_Problem 1:_
According to the NSP2 text, what do viroplasms dissolve in?
_Problem 2:_
Reproduce the NSP2 text word for word, everything from "NSP2 also directly" down to "replication of rotaviruses.".

_Text section:_
One model proposes that viroplasm formation occurs through liquid-liquid phase separation (LLPS). This model proposes that associated NSP2 and NSP5 spontaneously will form droplets with the properties of LLPS condensates. These viroplasms fuse with one another over the course of the infection causing them to increase in size. Evidence of this model includes the dissolution of viroplasms in aliphatic diols. As the viroplasms fuse and grow larger, they become more resistant to aliphatic diols. This reflects the changes in the intermolecular interactions that occur between NSP2 and NSP5 as the viroplasms mature over the course of the infection.

=== RNA binding ===
Rotaviruses contain 11 segmented, double-stranded RNA particles. NSP2 acts as a RNA chaperone to allow all 11 distinct +ssRNA molecules to interact with one another. NSP2 mediates the formation of inter-segment RNA-RNA complexes by binding to the RNA segments. This function requires the flexible CTR of NSP2. It also mediates the formation of these complexes by relaxing the intramolecular RNA structure and globally increasing the RNA backbone flexibility. Through this process NSP2 is able to assort the viral genome.

NSP2 also directly interacts with proteins involved in viral replication (VP1). It is also suggested that NSP2 could possibly maintain pools of nucleotides in the viroplasms to assist in genome replication. These activities are essential for the viral replication of rotaviruses.

Dataset entries:
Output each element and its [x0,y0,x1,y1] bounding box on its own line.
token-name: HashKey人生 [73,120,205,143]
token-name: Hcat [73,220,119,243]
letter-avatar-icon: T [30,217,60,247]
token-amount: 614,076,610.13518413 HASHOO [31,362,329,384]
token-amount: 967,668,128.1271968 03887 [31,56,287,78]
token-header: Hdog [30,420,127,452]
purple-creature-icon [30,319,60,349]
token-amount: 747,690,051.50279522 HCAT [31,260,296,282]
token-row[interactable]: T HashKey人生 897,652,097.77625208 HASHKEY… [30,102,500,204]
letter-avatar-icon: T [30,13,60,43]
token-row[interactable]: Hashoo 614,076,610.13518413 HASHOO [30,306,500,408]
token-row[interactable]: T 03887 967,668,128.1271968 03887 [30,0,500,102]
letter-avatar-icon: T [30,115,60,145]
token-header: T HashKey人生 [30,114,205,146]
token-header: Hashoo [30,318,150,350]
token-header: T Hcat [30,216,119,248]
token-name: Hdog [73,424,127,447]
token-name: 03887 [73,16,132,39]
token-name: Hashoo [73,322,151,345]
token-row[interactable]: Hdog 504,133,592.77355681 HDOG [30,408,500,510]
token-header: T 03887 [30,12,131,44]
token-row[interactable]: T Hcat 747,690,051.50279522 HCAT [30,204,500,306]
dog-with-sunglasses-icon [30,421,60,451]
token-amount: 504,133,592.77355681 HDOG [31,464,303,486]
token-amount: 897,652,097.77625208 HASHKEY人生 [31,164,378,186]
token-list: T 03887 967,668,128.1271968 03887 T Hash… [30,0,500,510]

_Written answer 1:_
Aliphatic diols.

_Written answer 2:_
NSP2 also directly interacts with proteins involved in viral replication (VP1). It is also suggested that NSP2 could possibly maintain pools of nucleotides in the viroplasms to assist in genome replication. These activities are essential for the viral replication of rotaviruses.